(Element and region listings)

+++++

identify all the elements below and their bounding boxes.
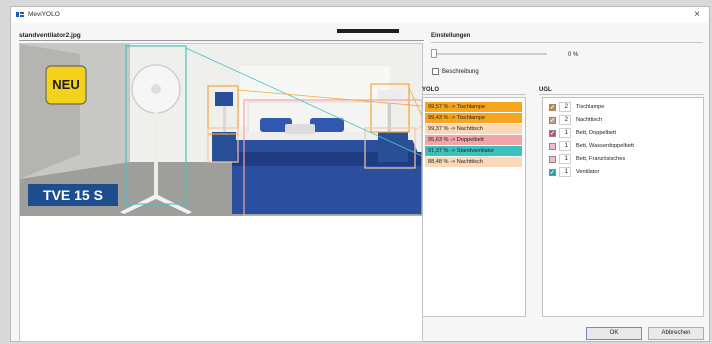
confidence-value: 0 % (568, 52, 579, 58)
ugl-category-checkbox[interactable]: ✓ (549, 169, 556, 176)
ugl-count-field[interactable]: 1 (559, 128, 571, 138)
ugl-category-row: ✓ 2 Tischlampe (546, 101, 686, 113)
ugl-category-checkbox[interactable] (549, 156, 556, 163)
image-title-divider (19, 40, 424, 41)
ugl-count-field[interactable]: 2 (559, 102, 571, 112)
image-filename: standventilator2.jpg (19, 32, 81, 39)
ugl-count-field[interactable]: 1 (559, 167, 571, 177)
yolo-title: YOLO (422, 87, 440, 93)
ugl-category-row: ✓ 2 Nachttisch (546, 114, 686, 126)
ugl-category-checkbox[interactable]: ✓ (549, 117, 556, 124)
nightstand-right-graphic (378, 132, 408, 162)
ugl-category-label: Tischlampe (576, 104, 605, 110)
ugl-category-row: 1 Bett, Französisches (546, 153, 686, 165)
window-title: MeviYOLO (28, 11, 60, 18)
ok-button[interactable]: OK (586, 327, 642, 340)
title-bar: MeviYOLO × (11, 7, 709, 23)
nightstand-left-graphic (212, 132, 236, 162)
description-checkbox[interactable] (432, 68, 439, 75)
ugl-title: UGL (539, 87, 552, 93)
yolo-result-row[interactable]: 91,37 % -> Standventilator (425, 146, 522, 156)
ugl-category-label: Bett, Doppelbett (576, 130, 617, 136)
detection-photo: NEU TVE 15 S (20, 44, 422, 216)
model-label: TVE 15 S (43, 187, 103, 203)
ugl-category-list[interactable]: ✓ 2 Tischlampe ✓ 2 Nachttisch ✓ 1 Bett, Doppelbe… (542, 97, 704, 317)
confidence-slider-thumb[interactable] (431, 49, 437, 58)
description-checkbox-label: Beschreibung (442, 69, 479, 75)
ugl-divider (539, 94, 704, 95)
ugl-category-label: Nachttisch (576, 117, 603, 123)
ugl-category-row: ✓ 1 Bett, Doppelbett (546, 127, 686, 139)
close-icon[interactable]: × (691, 9, 703, 21)
ugl-count-field[interactable]: 2 (559, 115, 571, 125)
drag-handle[interactable] (337, 29, 399, 33)
ugl-count-field[interactable]: 1 (559, 141, 571, 151)
yolo-divider (422, 94, 526, 95)
cancel-button[interactable]: Abbrechen (648, 327, 704, 340)
ugl-count-field[interactable]: 1 (559, 154, 571, 164)
ugl-category-checkbox[interactable] (549, 143, 556, 150)
settings-title: Einstellungen (431, 33, 471, 39)
ugl-category-label: Bett, Französisches (576, 156, 626, 162)
neu-badge: NEU (52, 77, 80, 92)
yolo-result-row[interactable]: 99,37 % -> Nachttisch (425, 124, 522, 134)
dialog-window: MeviYOLO × standventilator2.jpg NEU TVE … (10, 6, 710, 342)
confidence-slider[interactable] (432, 53, 547, 55)
app-icon (16, 12, 24, 17)
yolo-result-row[interactable]: 99,43 % -> Tischlampe (425, 113, 522, 123)
ugl-category-label: Bett, Wasserdoppelbett (576, 143, 634, 149)
ugl-category-checkbox[interactable]: ✓ (549, 104, 556, 111)
settings-divider (431, 42, 703, 43)
yolo-result-row[interactable]: 88,48 % -> Nachttisch (425, 157, 522, 167)
image-canvas[interactable]: NEU TVE 15 S (19, 43, 423, 342)
ugl-category-row: ✓ 1 Ventilator (546, 166, 686, 178)
ugl-category-checkbox[interactable]: ✓ (549, 130, 556, 137)
ugl-category-label: Ventilator (576, 169, 600, 175)
ugl-category-row: 1 Bett, Wasserdoppelbett (546, 140, 686, 152)
yolo-result-row[interactable]: 99,57 % -> Tischlampe (425, 102, 522, 112)
yolo-result-row[interactable]: 95,63 % -> Doppelbett (425, 135, 522, 145)
yolo-results-list[interactable]: 99,57 % -> Tischlampe 99,43 % -> Tischlam… (422, 97, 526, 317)
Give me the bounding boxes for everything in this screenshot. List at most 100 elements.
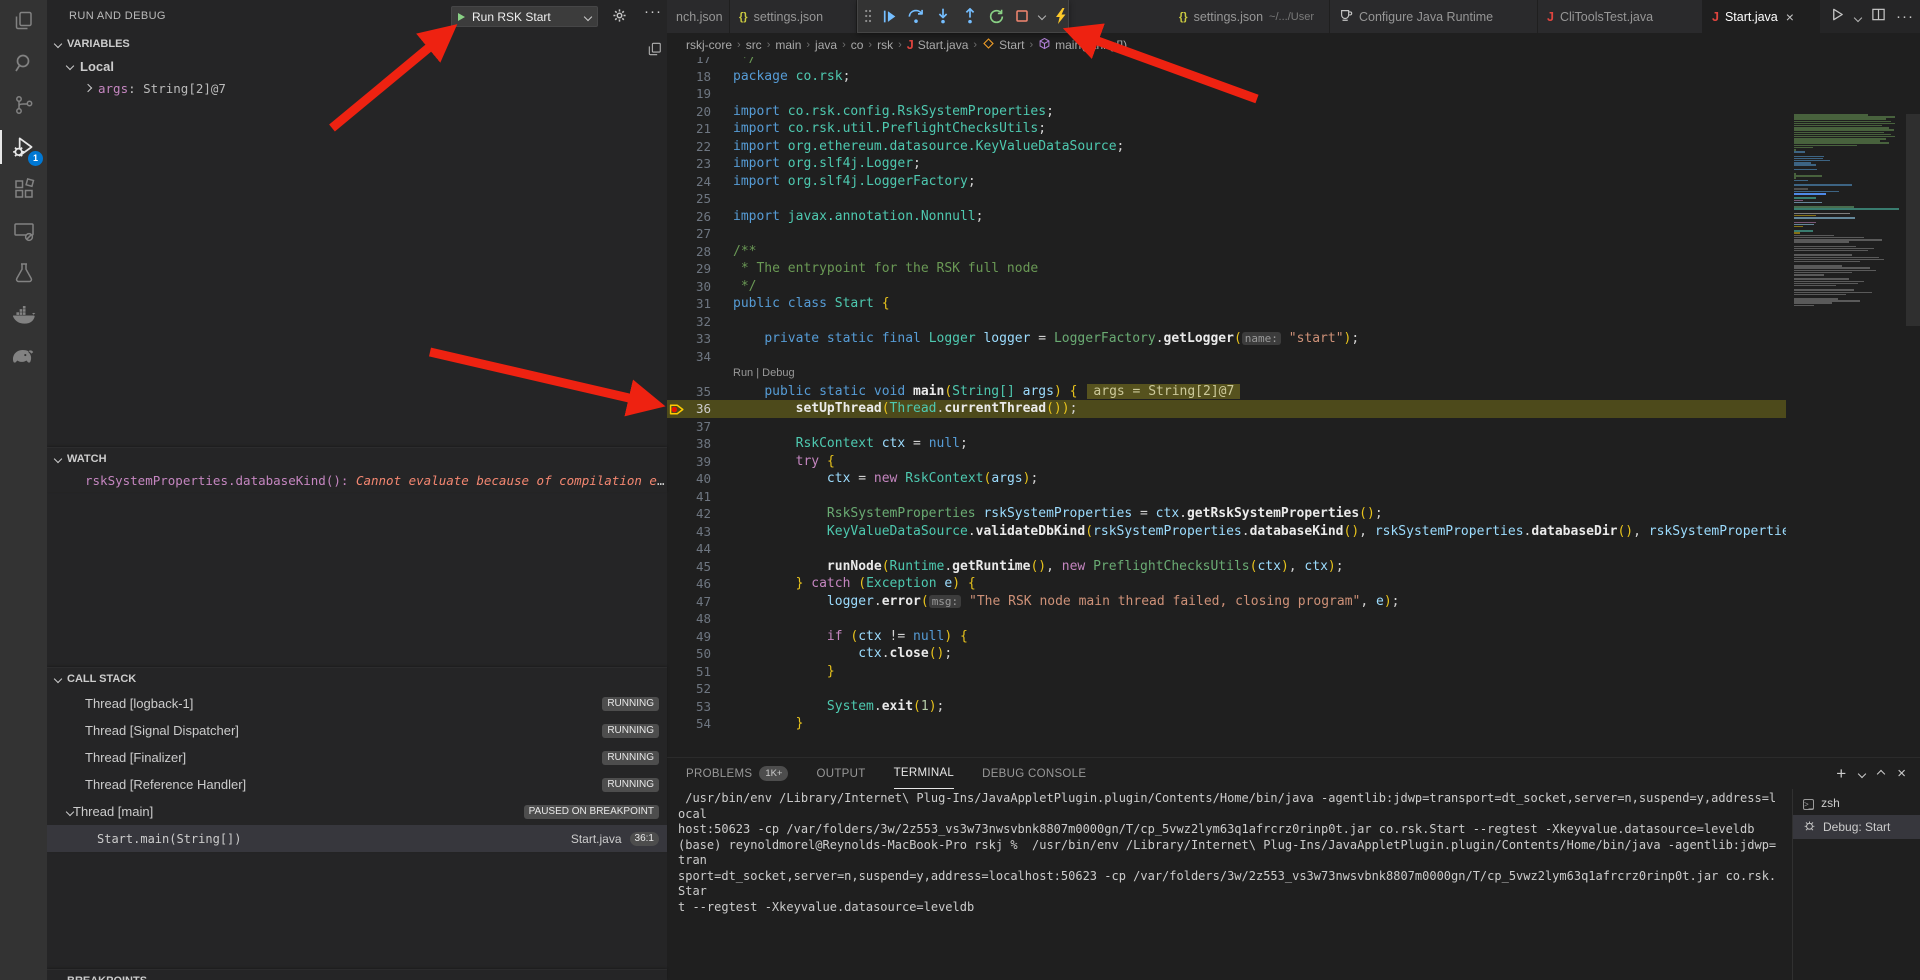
codelens-run-debug[interactable]: Run | Debug: [711, 365, 1786, 383]
drag-handle[interactable]: [864, 8, 872, 24]
gutter[interactable]: [667, 295, 689, 313]
gutter[interactable]: [667, 120, 689, 138]
gutter[interactable]: [667, 383, 689, 401]
activity-search-icon[interactable]: [0, 42, 47, 84]
split-editor-icon[interactable]: [1871, 7, 1886, 27]
line-number[interactable]: 52: [689, 680, 711, 698]
line-number[interactable]: 48: [689, 610, 711, 628]
gutter[interactable]: [667, 57, 689, 68]
tab-clitoolstest-java[interactable]: JCliToolsTest.java: [1538, 0, 1703, 33]
line-number[interactable]: 30: [689, 278, 711, 296]
call-stack-header[interactable]: CALL STACK: [47, 668, 667, 690]
activity-gradle-icon[interactable]: [0, 336, 47, 378]
line-number[interactable]: 25: [689, 190, 711, 208]
line-number[interactable]: 21: [689, 120, 711, 138]
line-number[interactable]: 39: [689, 453, 711, 471]
line-number[interactable]: 23: [689, 155, 711, 173]
gutter[interactable]: [667, 330, 689, 348]
gutter[interactable]: [667, 313, 689, 331]
gutter[interactable]: [667, 155, 689, 173]
close-icon[interactable]: ×: [1786, 9, 1794, 25]
call-stack-thread[interactable]: Thread [main]PAUSED ON BREAKPOINT: [47, 798, 667, 825]
panel-tab-terminal[interactable]: TERMINAL: [894, 758, 955, 789]
panel-tab-problems[interactable]: PROBLEMS1K+: [686, 758, 788, 789]
hot-code-replace-icon[interactable]: [1054, 8, 1068, 24]
line-number[interactable]: 46: [689, 575, 711, 593]
line-number[interactable]: 42: [689, 505, 711, 523]
gutter[interactable]: [667, 365, 689, 383]
step-out-icon[interactable]: [961, 7, 979, 25]
call-stack-thread[interactable]: Thread [Reference Handler]RUNNING: [47, 771, 667, 798]
breadcrumb-file[interactable]: JStart.java: [907, 38, 969, 52]
gutter[interactable]: [667, 540, 689, 558]
line-number[interactable]: [689, 365, 711, 383]
breakpoint-current-line-icon[interactable]: [667, 400, 689, 418]
chevron-down-icon[interactable]: [1039, 13, 1045, 19]
line-number[interactable]: 49: [689, 628, 711, 646]
terminal-output[interactable]: /usr/bin/env /Library/Internet\ Plug-Ins…: [678, 791, 1780, 980]
variables-header[interactable]: VARIABLES: [47, 33, 667, 55]
gutter[interactable]: [667, 715, 689, 733]
more-actions-icon[interactable]: ···: [644, 3, 662, 20]
line-number[interactable]: 40: [689, 470, 711, 488]
gutter[interactable]: [667, 418, 689, 436]
gutter[interactable]: [667, 225, 689, 243]
chevron-down-icon[interactable]: [1855, 8, 1861, 26]
breadcrumb-item[interactable]: rskj-core: [686, 38, 732, 52]
breadcrumb-member[interactable]: main(String[]): [1038, 37, 1127, 53]
chevron-down-icon[interactable]: [1858, 769, 1866, 777]
gutter[interactable]: [667, 68, 689, 86]
tab-nch-json[interactable]: nch.json: [667, 0, 730, 33]
call-stack-thread[interactable]: Thread [logback-1]RUNNING: [47, 690, 667, 717]
tab-configure-java-runtime[interactable]: Configure Java Runtime: [1330, 0, 1538, 33]
line-number[interactable]: 27: [689, 225, 711, 243]
line-number[interactable]: 29: [689, 260, 711, 278]
gutter[interactable]: [667, 435, 689, 453]
stop-icon[interactable]: [1014, 8, 1030, 24]
activity-source-control-icon[interactable]: [0, 84, 47, 126]
gutter[interactable]: [667, 558, 689, 576]
activity-docker-icon[interactable]: [0, 294, 47, 336]
tab-start-java[interactable]: JStart.java×: [1703, 0, 1820, 33]
gutter[interactable]: [667, 85, 689, 103]
more-actions-icon[interactable]: ···: [1896, 8, 1914, 26]
variable-row[interactable]: args: String[2]@7: [47, 77, 667, 99]
breadcrumb-item[interactable]: src: [746, 38, 762, 52]
line-number[interactable]: 35: [689, 383, 711, 401]
continue-icon[interactable]: [881, 8, 898, 25]
line-number[interactable]: 32: [689, 313, 711, 331]
line-number[interactable]: 53: [689, 698, 711, 716]
panel-tab-output[interactable]: OUTPUT: [816, 758, 865, 789]
line-number[interactable]: 34: [689, 348, 711, 366]
line-number[interactable]: 22: [689, 138, 711, 156]
gutter[interactable]: [667, 698, 689, 716]
gutter[interactable]: [667, 190, 689, 208]
gear-icon[interactable]: [612, 8, 627, 28]
gutter[interactable]: [667, 243, 689, 261]
gutter[interactable]: [667, 470, 689, 488]
line-number[interactable]: 26: [689, 208, 711, 226]
gutter[interactable]: [667, 488, 689, 506]
restart-icon[interactable]: [988, 8, 1005, 25]
gutter[interactable]: [667, 173, 689, 191]
line-number[interactable]: 20: [689, 103, 711, 121]
line-number[interactable]: 19: [689, 85, 711, 103]
gutter[interactable]: [667, 260, 689, 278]
breadcrumb-symbol[interactable]: Start: [982, 37, 1024, 53]
run-icon[interactable]: [1830, 7, 1845, 27]
activity-run-debug-icon[interactable]: 1: [0, 126, 47, 168]
line-number[interactable]: 43: [689, 523, 711, 541]
gutter[interactable]: [667, 138, 689, 156]
activity-remote-explorer-icon[interactable]: [0, 210, 47, 252]
variables-scope-local[interactable]: Local: [47, 55, 667, 77]
breakpoints-header[interactable]: BREAKPOINTS: [47, 970, 667, 980]
line-number[interactable]: 54: [689, 715, 711, 733]
call-stack-thread[interactable]: Thread [Finalizer]RUNNING: [47, 744, 667, 771]
gutter[interactable]: [667, 575, 689, 593]
line-number[interactable]: 33: [689, 330, 711, 348]
call-stack-frame[interactable]: Start.main(String[])Start.java36:1: [47, 825, 667, 852]
gutter[interactable]: [667, 610, 689, 628]
gutter[interactable]: [667, 523, 689, 541]
line-number[interactable]: 17: [689, 57, 711, 68]
line-number[interactable]: 41: [689, 488, 711, 506]
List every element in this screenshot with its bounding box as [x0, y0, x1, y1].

+++++

● To be done: Rewrite the stretch from the line containing "codelens-run-debug[interactable]: Run |" through the line containing "hot-code-replace-icon[interactable]: [1054, 8, 1068, 24]", putting "margin" wherever "gutter" appears and changing nothing else.

● Output of the task:
codelens-run-debug[interactable]: Run | Debug: [711, 365, 1786, 383]
drag-handle[interactable]: [864, 8, 872, 24]
margin[interactable]: [667, 295, 689, 313]
margin[interactable]: [667, 120, 689, 138]
margin[interactable]: [667, 383, 689, 401]
activity-search-icon[interactable]: [0, 42, 47, 84]
split-editor-icon[interactable]: [1871, 7, 1886, 27]
line-number[interactable]: 52: [689, 680, 711, 698]
line-number[interactable]: 48: [689, 610, 711, 628]
margin[interactable]: [667, 57, 689, 68]
tab-clitoolstest-java[interactable]: JCliToolsTest.java: [1538, 0, 1703, 33]
line-number[interactable]: 30: [689, 278, 711, 296]
call-stack-header[interactable]: CALL STACK: [47, 668, 667, 690]
activity-gradle-icon[interactable]: [0, 336, 47, 378]
line-number[interactable]: 25: [689, 190, 711, 208]
line-number[interactable]: 21: [689, 120, 711, 138]
line-number[interactable]: 39: [689, 453, 711, 471]
line-number[interactable]: 23: [689, 155, 711, 173]
margin[interactable]: [667, 330, 689, 348]
margin[interactable]: [667, 313, 689, 331]
margin[interactable]: [667, 155, 689, 173]
close-icon[interactable]: ×: [1786, 9, 1794, 25]
call-stack-thread[interactable]: Thread [main]PAUSED ON BREAKPOINT: [47, 798, 667, 825]
panel-tab-terminal[interactable]: TERMINAL: [894, 758, 955, 789]
panel-tab-problems[interactable]: PROBLEMS1K+: [686, 758, 788, 789]
hot-code-replace-icon[interactable]: [1054, 8, 1068, 24]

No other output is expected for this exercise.